AIM: Transcribe every line exactly and omit anything that is a picture.

* * *

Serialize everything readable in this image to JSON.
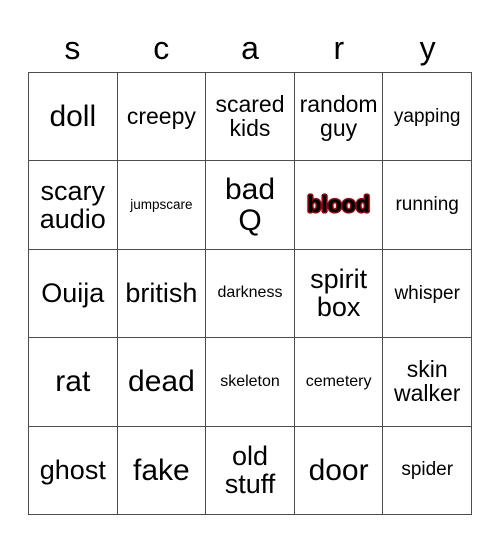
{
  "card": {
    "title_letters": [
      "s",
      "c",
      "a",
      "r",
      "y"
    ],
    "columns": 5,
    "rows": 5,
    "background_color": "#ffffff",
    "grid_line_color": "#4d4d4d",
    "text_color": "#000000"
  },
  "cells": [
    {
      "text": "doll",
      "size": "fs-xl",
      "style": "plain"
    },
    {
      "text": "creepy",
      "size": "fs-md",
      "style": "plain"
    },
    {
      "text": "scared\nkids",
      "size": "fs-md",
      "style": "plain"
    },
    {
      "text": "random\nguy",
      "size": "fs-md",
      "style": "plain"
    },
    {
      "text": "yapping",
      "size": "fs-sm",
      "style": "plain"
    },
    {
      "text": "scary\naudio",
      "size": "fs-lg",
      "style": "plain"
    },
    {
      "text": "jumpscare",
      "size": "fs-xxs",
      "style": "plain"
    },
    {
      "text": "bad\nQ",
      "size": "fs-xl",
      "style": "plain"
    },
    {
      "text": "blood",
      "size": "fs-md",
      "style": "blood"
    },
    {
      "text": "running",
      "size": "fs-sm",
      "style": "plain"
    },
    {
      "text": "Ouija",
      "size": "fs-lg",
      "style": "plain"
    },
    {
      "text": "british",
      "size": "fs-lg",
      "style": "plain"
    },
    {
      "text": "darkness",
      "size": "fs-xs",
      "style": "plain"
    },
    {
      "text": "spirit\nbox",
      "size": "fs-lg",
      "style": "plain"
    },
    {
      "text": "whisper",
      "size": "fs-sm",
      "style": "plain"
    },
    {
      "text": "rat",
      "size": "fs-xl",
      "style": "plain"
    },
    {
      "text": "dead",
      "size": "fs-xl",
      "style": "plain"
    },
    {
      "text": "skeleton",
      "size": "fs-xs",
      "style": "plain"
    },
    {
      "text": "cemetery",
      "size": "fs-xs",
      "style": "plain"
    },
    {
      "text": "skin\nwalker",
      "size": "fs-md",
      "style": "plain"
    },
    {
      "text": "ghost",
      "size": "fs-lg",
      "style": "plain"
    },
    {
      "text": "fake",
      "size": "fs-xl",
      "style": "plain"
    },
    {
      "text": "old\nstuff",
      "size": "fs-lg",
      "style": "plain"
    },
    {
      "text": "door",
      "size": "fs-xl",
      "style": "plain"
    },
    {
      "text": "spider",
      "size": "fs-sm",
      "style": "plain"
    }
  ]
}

* * *

TASK RESPONSE:
Serialize everything readable in this image to JSON.
{
  "card": {
    "title_letters": [
      "s",
      "c",
      "a",
      "r",
      "y"
    ],
    "columns": 5,
    "rows": 5,
    "background_color": "#ffffff",
    "grid_line_color": "#4d4d4d",
    "text_color": "#000000"
  },
  "cells": [
    {
      "text": "doll",
      "size": "fs-xl",
      "style": "plain"
    },
    {
      "text": "creepy",
      "size": "fs-md",
      "style": "plain"
    },
    {
      "text": "scared\nkids",
      "size": "fs-md",
      "style": "plain"
    },
    {
      "text": "random\nguy",
      "size": "fs-md",
      "style": "plain"
    },
    {
      "text": "yapping",
      "size": "fs-sm",
      "style": "plain"
    },
    {
      "text": "scary\naudio",
      "size": "fs-lg",
      "style": "plain"
    },
    {
      "text": "jumpscare",
      "size": "fs-xxs",
      "style": "plain"
    },
    {
      "text": "bad\nQ",
      "size": "fs-xl",
      "style": "plain"
    },
    {
      "text": "blood",
      "size": "fs-md",
      "style": "blood"
    },
    {
      "text": "running",
      "size": "fs-sm",
      "style": "plain"
    },
    {
      "text": "Ouija",
      "size": "fs-lg",
      "style": "plain"
    },
    {
      "text": "british",
      "size": "fs-lg",
      "style": "plain"
    },
    {
      "text": "darkness",
      "size": "fs-xs",
      "style": "plain"
    },
    {
      "text": "spirit\nbox",
      "size": "fs-lg",
      "style": "plain"
    },
    {
      "text": "whisper",
      "size": "fs-sm",
      "style": "plain"
    },
    {
      "text": "rat",
      "size": "fs-xl",
      "style": "plain"
    },
    {
      "text": "dead",
      "size": "fs-xl",
      "style": "plain"
    },
    {
      "text": "skeleton",
      "size": "fs-xs",
      "style": "plain"
    },
    {
      "text": "cemetery",
      "size": "fs-xs",
      "style": "plain"
    },
    {
      "text": "skin\nwalker",
      "size": "fs-md",
      "style": "plain"
    },
    {
      "text": "ghost",
      "size": "fs-lg",
      "style": "plain"
    },
    {
      "text": "fake",
      "size": "fs-xl",
      "style": "plain"
    },
    {
      "text": "old\nstuff",
      "size": "fs-lg",
      "style": "plain"
    },
    {
      "text": "door",
      "size": "fs-xl",
      "style": "plain"
    },
    {
      "text": "spider",
      "size": "fs-sm",
      "style": "plain"
    }
  ]
}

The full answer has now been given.